WHAT IS ASKED: Copy the data below exactly.
──────
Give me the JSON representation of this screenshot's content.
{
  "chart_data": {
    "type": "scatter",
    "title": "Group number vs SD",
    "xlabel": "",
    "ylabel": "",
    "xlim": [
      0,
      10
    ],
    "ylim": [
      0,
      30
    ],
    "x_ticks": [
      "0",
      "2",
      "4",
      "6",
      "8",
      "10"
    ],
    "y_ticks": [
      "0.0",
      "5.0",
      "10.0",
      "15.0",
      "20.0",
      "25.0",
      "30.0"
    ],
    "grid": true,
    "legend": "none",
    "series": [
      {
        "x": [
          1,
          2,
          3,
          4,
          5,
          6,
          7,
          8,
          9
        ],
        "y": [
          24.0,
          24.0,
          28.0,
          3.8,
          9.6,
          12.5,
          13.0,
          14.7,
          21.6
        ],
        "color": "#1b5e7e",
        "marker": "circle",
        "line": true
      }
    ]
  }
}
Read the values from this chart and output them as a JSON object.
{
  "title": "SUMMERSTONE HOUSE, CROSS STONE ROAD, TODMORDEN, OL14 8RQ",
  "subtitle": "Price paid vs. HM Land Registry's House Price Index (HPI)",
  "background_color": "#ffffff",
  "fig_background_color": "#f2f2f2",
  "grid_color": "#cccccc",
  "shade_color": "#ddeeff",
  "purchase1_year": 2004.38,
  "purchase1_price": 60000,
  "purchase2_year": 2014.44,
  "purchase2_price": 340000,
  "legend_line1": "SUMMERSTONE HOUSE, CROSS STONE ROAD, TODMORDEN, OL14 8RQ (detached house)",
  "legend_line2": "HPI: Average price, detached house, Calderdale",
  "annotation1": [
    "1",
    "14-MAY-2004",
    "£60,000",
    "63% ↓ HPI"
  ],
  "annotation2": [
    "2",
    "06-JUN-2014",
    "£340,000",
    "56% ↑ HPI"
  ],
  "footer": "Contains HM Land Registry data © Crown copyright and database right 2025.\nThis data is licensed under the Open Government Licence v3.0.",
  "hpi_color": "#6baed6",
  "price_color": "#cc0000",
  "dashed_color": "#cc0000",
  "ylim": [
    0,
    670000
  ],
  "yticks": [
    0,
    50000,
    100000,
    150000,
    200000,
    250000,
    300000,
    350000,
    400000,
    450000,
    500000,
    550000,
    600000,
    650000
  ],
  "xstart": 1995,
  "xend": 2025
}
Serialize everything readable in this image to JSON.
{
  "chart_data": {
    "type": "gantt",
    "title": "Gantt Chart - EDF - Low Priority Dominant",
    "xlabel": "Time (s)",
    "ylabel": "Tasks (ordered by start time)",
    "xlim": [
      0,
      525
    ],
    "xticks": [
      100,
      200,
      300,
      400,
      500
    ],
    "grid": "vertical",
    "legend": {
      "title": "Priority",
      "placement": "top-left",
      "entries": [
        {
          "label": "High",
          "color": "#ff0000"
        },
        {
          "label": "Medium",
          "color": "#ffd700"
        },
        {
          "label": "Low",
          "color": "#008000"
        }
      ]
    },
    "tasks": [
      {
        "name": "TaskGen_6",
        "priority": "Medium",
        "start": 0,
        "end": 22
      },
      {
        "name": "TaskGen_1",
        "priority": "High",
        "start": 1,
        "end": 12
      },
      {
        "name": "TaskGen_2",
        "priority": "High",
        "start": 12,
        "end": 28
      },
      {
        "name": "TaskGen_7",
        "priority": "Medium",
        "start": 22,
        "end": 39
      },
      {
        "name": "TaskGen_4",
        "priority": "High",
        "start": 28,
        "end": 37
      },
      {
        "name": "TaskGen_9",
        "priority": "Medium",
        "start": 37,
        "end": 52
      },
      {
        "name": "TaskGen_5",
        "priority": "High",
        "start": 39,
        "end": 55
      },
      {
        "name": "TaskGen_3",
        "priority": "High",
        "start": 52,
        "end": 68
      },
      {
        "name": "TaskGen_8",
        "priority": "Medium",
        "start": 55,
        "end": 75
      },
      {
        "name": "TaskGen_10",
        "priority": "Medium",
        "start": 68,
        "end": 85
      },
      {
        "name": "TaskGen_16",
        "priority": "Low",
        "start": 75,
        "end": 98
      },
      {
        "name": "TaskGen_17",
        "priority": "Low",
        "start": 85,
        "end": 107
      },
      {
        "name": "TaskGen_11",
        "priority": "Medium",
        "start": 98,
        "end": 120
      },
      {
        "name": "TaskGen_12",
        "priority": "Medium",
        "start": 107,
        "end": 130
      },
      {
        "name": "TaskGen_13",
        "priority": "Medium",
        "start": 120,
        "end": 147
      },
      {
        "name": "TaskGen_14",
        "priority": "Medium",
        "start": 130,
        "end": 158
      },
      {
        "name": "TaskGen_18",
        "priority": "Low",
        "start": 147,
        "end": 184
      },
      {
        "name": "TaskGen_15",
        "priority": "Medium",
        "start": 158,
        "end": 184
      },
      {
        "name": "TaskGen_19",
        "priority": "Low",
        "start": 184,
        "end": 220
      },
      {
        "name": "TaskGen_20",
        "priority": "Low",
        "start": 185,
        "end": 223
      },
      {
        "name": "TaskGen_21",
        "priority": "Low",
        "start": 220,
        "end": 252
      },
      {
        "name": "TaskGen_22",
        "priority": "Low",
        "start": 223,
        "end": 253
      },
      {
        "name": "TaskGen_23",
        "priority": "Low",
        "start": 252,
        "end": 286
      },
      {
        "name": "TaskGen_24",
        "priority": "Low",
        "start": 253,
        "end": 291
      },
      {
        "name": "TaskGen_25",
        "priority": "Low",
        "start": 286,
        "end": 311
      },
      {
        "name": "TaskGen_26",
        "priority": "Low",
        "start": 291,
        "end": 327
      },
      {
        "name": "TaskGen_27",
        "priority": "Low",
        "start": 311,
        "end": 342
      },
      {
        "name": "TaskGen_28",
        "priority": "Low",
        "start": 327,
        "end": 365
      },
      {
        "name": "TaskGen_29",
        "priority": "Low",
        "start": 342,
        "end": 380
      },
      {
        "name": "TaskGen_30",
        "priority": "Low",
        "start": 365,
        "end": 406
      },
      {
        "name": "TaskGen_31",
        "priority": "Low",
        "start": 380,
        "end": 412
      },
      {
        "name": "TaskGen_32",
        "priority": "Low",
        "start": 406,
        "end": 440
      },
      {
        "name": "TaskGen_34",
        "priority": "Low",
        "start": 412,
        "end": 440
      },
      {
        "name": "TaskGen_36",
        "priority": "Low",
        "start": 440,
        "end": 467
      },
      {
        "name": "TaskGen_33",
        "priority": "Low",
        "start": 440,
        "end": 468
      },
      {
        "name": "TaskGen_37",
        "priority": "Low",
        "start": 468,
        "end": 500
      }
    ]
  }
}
──────
ANSWER:
Give me the JSON representation of this screenshot's content.
{
  "chart_data": {
    "type": "scatter",
    "title": "Group number vs SD",
    "xlabel": "",
    "ylabel": "",
    "xlim": [
      0,
      10
    ],
    "ylim": [
      0,
      30
    ],
    "x_ticks": [
      "0",
      "2",
      "4",
      "6",
      "8",
      "10"
    ],
    "y_ticks": [
      "0.0",
      "5.0",
      "10.0",
      "15.0",
      "20.0",
      "25.0",
      "30.0"
    ],
    "grid": true,
    "legend": "none",
    "series": [
      {
        "x": [
          1,
          2,
          3,
          4,
          5,
          6,
          7,
          8,
          9
        ],
        "y": [
          24.0,
          24.0,
          28.0,
          3.8,
          9.6,
          12.5,
          13.0,
          14.7,
          21.6
        ],
        "color": "#1b5e7e",
        "marker": "circle",
        "line": true
      }
    ]
  }
}
Read the values from this chart and output them as a JSON object.
{
  "title": "SUMMERSTONE HOUSE, CROSS STONE ROAD, TODMORDEN, OL14 8RQ",
  "subtitle": "Price paid vs. HM Land Registry's House Price Index (HPI)",
  "background_color": "#ffffff",
  "fig_background_color": "#f2f2f2",
  "grid_color": "#cccccc",
  "shade_color": "#ddeeff",
  "purchase1_year": 2004.38,
  "purchase1_price": 60000,
  "purchase2_year": 2014.44,
  "purchase2_price": 340000,
  "legend_line1": "SUMMERSTONE HOUSE, CROSS STONE ROAD, TODMORDEN, OL14 8RQ (detached house)",
  "legend_line2": "HPI: Average price, detached house, Calderdale",
  "annotation1": [
    "1",
    "14-MAY-2004",
    "£60,000",
    "63% ↓ HPI"
  ],
  "annotation2": [
    "2",
    "06-JUN-2014",
    "£340,000",
    "56% ↑ HPI"
  ],
  "footer": "Contains HM Land Registry data © Crown copyright and database right 2025.\nThis data is licensed under the Open Government Licence v3.0.",
  "hpi_color": "#6baed6",
  "price_color": "#cc0000",
  "dashed_color": "#cc0000",
  "ylim": [
    0,
    670000
  ],
  "yticks": [
    0,
    50000,
    100000,
    150000,
    200000,
    250000,
    300000,
    350000,
    400000,
    450000,
    500000,
    550000,
    600000,
    650000
  ],
  "xstart": 1995,
  "xend": 2025
}
Serialize everything readable in this image to JSON.
{
  "chart_data": {
    "type": "gantt",
    "title": "Gantt Chart - EDF - Low Priority Dominant",
    "xlabel": "Time (s)",
    "ylabel": "Tasks (ordered by start time)",
    "xlim": [
      0,
      525
    ],
    "xticks": [
      100,
      200,
      300,
      400,
      500
    ],
    "grid": "vertical",
    "legend": {
      "title": "Priority",
      "placement": "top-left",
      "entries": [
        {
          "label": "High",
          "color": "#ff0000"
        },
        {
          "label": "Medium",
          "color": "#ffd700"
        },
        {
          "label": "Low",
          "color": "#008000"
        }
      ]
    },
    "tasks": [
      {
        "name": "TaskGen_6",
        "priority": "Medium",
        "start": 0,
        "end": 22
      },
      {
        "name": "TaskGen_1",
        "priority": "High",
        "start": 1,
        "end": 12
      },
      {
        "name": "TaskGen_2",
        "priority": "High",
        "start": 12,
        "end": 28
      },
      {
        "name": "TaskGen_7",
        "priority": "Medium",
        "start": 22,
        "end": 39
      },
      {
        "name": "TaskGen_4",
        "priority": "High",
        "start": 28,
        "end": 37
      },
      {
        "name": "TaskGen_9",
        "priority": "Medium",
        "start": 37,
        "end": 52
      },
      {
        "name": "TaskGen_5",
        "priority": "High",
        "start": 39,
        "end": 55
      },
      {
        "name": "TaskGen_3",
        "priority": "High",
        "start": 52,
        "end": 68
      },
      {
        "name": "TaskGen_8",
        "priority": "Medium",
        "start": 55,
        "end": 75
      },
      {
        "name": "TaskGen_10",
        "priority": "Medium",
        "start": 68,
        "end": 85
      },
      {
        "name": "TaskGen_16",
        "priority": "Low",
        "start": 75,
        "end": 98
      },
      {
        "name": "TaskGen_17",
        "priority": "Low",
        "start": 85,
        "end": 107
      },
      {
        "name": "TaskGen_11",
        "priority": "Medium",
        "start": 98,
        "end": 120
      },
      {
        "name": "TaskGen_12",
        "priority": "Medium",
        "start": 107,
        "end": 130
      },
      {
        "name": "TaskGen_13",
        "priority": "Medium",
        "start": 120,
        "end": 147
      },
      {
        "name": "TaskGen_14",
        "priority": "Medium",
        "start": 130,
        "end": 158
      },
      {
        "name": "TaskGen_18",
        "priority": "Low",
        "start": 147,
        "end": 184
      },
      {
        "name": "TaskGen_15",
        "priority": "Medium",
        "start": 158,
        "end": 184
      },
      {
        "name": "TaskGen_19",
        "priority": "Low",
        "start": 184,
        "end": 220
      },
      {
        "name": "TaskGen_20",
        "priority": "Low",
        "start": 185,
        "end": 223
      },
      {
        "name": "TaskGen_21",
        "priority": "Low",
        "start": 220,
        "end": 252
      },
      {
        "name": "TaskGen_22",
        "priority": "Low",
        "start": 223,
        "end": 253
      },
      {
        "name": "TaskGen_23",
        "priority": "Low",
        "start": 252,
        "end": 286
      },
      {
        "name": "TaskGen_24",
        "priority": "Low",
        "start": 253,
        "end": 291
      },
      {
        "name": "TaskGen_25",
        "priority": "Low",
        "start": 286,
        "end": 311
      },
      {
        "name": "TaskGen_26",
        "priority": "Low",
        "start": 291,
        "end": 327
      },
      {
        "name": "TaskGen_27",
        "priority": "Low",
        "start": 311,
        "end": 342
      },
      {
        "name": "TaskGen_28",
        "priority": "Low",
        "start": 327,
        "end": 365
      },
      {
        "name": "TaskGen_29",
        "priority": "Low",
        "start": 342,
        "end": 380
      },
      {
        "name": "TaskGen_30",
        "priority": "Low",
        "start": 365,
        "end": 406
      },
      {
        "name": "TaskGen_31",
        "priority": "Low",
        "start": 380,
        "end": 412
      },
      {
        "name": "TaskGen_32",
        "priority": "Low",
        "start": 406,
        "end": 440
      },
      {
        "name": "TaskGen_34",
        "priority": "Low",
        "start": 412,
        "end": 440
      },
      {
        "name": "TaskGen_36",
        "priority": "Low",
        "start": 440,
        "end": 467
      },
      {
        "name": "TaskGen_33",
        "priority": "Low",
        "start": 440,
        "end": 468
      },
      {
        "name": "TaskGen_37",
        "priority": "Low",
        "start": 468,
        "end": 500
      }
    ]
  }
}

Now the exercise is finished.